Collected data:

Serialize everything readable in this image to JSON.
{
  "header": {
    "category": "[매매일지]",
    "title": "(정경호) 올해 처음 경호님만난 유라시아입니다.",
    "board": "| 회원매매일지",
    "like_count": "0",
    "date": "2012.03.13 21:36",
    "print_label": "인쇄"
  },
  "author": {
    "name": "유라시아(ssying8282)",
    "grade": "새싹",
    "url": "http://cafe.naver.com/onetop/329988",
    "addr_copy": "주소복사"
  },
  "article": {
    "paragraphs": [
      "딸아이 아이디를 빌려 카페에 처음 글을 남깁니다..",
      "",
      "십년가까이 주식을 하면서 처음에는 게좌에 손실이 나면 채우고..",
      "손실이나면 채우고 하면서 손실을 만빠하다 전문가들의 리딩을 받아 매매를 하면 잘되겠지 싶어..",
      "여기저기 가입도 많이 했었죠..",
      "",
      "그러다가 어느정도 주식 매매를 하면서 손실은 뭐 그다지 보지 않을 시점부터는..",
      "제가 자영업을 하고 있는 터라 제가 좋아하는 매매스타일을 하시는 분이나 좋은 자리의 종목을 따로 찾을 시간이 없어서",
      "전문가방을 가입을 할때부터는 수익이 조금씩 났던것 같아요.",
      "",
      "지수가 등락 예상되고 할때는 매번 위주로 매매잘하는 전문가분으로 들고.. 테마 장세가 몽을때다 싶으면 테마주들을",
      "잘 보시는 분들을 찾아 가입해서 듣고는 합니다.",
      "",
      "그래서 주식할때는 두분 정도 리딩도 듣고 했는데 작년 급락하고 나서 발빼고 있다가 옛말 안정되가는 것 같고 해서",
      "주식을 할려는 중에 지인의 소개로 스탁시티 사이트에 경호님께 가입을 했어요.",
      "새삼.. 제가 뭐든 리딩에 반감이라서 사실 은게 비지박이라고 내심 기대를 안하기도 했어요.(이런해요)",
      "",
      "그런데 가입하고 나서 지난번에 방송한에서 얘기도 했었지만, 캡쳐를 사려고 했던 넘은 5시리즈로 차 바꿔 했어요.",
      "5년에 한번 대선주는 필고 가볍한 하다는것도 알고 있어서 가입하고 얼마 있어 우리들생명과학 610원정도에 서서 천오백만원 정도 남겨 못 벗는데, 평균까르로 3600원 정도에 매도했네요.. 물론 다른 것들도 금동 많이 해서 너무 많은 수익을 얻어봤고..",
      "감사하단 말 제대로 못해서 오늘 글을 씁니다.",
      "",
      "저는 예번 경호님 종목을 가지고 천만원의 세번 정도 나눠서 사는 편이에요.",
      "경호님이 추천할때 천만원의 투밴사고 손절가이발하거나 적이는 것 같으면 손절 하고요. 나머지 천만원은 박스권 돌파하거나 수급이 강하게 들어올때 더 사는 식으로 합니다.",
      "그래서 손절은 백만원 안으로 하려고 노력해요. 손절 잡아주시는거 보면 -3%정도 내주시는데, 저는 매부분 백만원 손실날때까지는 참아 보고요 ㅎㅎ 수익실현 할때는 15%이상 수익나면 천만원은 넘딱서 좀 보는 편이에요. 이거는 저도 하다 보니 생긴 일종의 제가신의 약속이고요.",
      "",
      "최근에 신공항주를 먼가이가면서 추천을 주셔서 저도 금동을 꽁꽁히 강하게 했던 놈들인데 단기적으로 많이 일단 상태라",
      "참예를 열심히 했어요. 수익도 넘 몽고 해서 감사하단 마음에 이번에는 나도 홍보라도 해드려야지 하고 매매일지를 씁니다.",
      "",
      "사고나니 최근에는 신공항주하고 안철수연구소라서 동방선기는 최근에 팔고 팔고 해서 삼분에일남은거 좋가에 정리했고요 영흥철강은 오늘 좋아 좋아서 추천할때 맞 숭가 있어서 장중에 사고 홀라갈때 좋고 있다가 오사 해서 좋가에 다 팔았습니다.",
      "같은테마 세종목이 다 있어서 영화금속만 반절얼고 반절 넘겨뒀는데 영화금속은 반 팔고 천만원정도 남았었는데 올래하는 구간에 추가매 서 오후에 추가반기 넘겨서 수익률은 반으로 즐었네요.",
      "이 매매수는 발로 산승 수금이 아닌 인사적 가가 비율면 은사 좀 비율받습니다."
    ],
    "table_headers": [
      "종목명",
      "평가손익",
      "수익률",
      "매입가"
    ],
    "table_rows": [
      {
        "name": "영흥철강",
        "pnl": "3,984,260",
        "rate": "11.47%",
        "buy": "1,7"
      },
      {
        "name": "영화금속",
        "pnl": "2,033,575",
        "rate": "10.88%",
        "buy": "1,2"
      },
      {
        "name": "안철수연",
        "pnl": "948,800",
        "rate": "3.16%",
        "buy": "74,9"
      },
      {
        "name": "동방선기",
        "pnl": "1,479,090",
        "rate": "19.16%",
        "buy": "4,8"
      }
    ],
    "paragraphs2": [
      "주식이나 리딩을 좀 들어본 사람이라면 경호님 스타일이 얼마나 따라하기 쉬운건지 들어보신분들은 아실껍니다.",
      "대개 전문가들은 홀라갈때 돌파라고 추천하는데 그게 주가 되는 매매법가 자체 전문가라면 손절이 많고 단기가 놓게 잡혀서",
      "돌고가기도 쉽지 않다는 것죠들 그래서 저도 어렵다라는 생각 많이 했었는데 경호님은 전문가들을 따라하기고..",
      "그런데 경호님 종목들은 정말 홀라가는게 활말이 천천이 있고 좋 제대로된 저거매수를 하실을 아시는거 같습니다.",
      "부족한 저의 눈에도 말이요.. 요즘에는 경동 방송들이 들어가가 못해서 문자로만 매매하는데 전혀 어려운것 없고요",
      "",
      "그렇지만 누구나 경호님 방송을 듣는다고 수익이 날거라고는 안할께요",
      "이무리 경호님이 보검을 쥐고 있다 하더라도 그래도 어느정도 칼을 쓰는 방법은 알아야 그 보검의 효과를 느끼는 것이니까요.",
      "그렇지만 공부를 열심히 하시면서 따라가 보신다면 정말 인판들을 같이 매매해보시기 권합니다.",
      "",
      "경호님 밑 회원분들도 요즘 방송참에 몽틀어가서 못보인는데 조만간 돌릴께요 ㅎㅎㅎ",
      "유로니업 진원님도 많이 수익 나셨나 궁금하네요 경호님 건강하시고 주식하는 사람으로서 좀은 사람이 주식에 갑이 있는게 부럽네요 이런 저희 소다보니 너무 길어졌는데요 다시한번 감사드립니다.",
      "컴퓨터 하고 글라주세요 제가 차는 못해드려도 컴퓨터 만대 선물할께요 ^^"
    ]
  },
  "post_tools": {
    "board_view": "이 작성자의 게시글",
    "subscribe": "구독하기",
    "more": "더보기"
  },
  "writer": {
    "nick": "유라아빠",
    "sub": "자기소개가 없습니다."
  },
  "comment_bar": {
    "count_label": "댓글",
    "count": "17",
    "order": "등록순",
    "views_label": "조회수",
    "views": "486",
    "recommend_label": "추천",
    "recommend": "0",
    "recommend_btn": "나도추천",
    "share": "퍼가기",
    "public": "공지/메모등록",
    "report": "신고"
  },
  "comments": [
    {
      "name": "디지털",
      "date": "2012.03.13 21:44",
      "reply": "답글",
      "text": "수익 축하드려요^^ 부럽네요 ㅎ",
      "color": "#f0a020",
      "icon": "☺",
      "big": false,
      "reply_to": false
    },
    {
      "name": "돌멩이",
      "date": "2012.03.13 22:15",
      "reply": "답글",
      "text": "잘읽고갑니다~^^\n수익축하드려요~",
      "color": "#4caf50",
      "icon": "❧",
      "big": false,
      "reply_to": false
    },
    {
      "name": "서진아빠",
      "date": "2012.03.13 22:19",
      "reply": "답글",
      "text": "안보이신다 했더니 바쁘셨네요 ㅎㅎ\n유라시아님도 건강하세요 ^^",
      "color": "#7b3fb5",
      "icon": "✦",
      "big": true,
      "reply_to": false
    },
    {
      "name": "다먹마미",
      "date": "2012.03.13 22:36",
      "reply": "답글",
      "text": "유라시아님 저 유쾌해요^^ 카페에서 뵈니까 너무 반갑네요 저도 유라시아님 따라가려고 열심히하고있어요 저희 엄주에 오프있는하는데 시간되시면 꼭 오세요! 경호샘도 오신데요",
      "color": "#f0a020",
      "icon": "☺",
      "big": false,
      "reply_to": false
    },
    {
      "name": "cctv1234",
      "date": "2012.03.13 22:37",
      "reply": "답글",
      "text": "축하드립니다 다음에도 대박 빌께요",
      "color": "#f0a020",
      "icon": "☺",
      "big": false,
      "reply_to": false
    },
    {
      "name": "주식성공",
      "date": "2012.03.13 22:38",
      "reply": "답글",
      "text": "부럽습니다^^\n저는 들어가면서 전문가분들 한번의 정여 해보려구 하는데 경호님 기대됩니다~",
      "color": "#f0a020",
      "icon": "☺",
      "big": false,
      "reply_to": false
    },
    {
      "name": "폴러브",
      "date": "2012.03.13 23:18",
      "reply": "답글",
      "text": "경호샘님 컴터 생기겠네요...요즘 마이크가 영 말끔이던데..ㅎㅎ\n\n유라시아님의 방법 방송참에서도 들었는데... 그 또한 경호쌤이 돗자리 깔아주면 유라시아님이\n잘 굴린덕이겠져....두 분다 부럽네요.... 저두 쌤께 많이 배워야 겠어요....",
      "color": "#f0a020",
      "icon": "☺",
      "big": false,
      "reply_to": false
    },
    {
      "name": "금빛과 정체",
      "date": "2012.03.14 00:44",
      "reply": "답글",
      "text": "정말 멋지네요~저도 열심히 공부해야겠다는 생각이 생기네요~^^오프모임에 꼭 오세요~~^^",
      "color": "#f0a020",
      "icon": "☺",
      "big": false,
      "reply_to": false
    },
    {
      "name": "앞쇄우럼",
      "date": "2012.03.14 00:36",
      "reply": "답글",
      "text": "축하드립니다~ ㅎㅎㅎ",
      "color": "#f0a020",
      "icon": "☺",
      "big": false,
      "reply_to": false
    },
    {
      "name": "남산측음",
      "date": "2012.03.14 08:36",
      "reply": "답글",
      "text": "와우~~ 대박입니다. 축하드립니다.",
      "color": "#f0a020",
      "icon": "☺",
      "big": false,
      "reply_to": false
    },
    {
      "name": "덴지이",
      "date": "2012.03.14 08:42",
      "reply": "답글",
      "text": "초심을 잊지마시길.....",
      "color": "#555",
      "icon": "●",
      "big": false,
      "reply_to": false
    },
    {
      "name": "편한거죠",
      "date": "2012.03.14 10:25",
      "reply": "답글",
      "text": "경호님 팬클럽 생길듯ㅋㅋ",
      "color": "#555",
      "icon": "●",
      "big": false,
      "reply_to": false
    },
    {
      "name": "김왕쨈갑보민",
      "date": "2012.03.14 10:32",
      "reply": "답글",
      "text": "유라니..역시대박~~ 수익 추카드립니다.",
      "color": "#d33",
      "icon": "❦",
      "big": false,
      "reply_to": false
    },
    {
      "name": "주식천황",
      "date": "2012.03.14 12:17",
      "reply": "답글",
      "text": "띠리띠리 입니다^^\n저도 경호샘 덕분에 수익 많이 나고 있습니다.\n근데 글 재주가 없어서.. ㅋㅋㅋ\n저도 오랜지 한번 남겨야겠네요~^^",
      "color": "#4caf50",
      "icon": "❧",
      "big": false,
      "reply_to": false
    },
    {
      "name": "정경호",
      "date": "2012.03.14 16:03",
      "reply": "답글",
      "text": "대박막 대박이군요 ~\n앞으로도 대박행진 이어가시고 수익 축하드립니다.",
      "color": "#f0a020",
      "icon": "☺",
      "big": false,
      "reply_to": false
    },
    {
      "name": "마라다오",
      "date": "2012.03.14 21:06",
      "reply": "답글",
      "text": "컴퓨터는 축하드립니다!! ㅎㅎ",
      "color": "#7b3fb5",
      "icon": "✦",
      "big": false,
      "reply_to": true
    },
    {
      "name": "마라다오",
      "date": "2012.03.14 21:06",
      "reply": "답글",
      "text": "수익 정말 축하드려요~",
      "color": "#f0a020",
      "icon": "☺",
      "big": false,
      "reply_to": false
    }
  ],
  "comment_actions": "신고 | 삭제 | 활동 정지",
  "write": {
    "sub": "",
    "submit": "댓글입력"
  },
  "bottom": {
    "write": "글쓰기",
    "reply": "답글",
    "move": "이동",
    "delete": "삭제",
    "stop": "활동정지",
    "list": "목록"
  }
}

● **REQUIRED TASK**:
Return from the data every line that holds "천만원의".

● **OUTPUT FOR THIS TASK**:
      "저는 예번 경호님 종목을 가지고 천만원의 세번 정도 나눠서 사는 편이에요.",
      "경호님이 추천할때 천만원의 투밴사고 손절가이발하거나 적이는 것 같으면 손절 하고요. 나머지 천만원은 박스권 돌파하거나 수급이 강하게 들어올때 더 사는 식으로 합니다.",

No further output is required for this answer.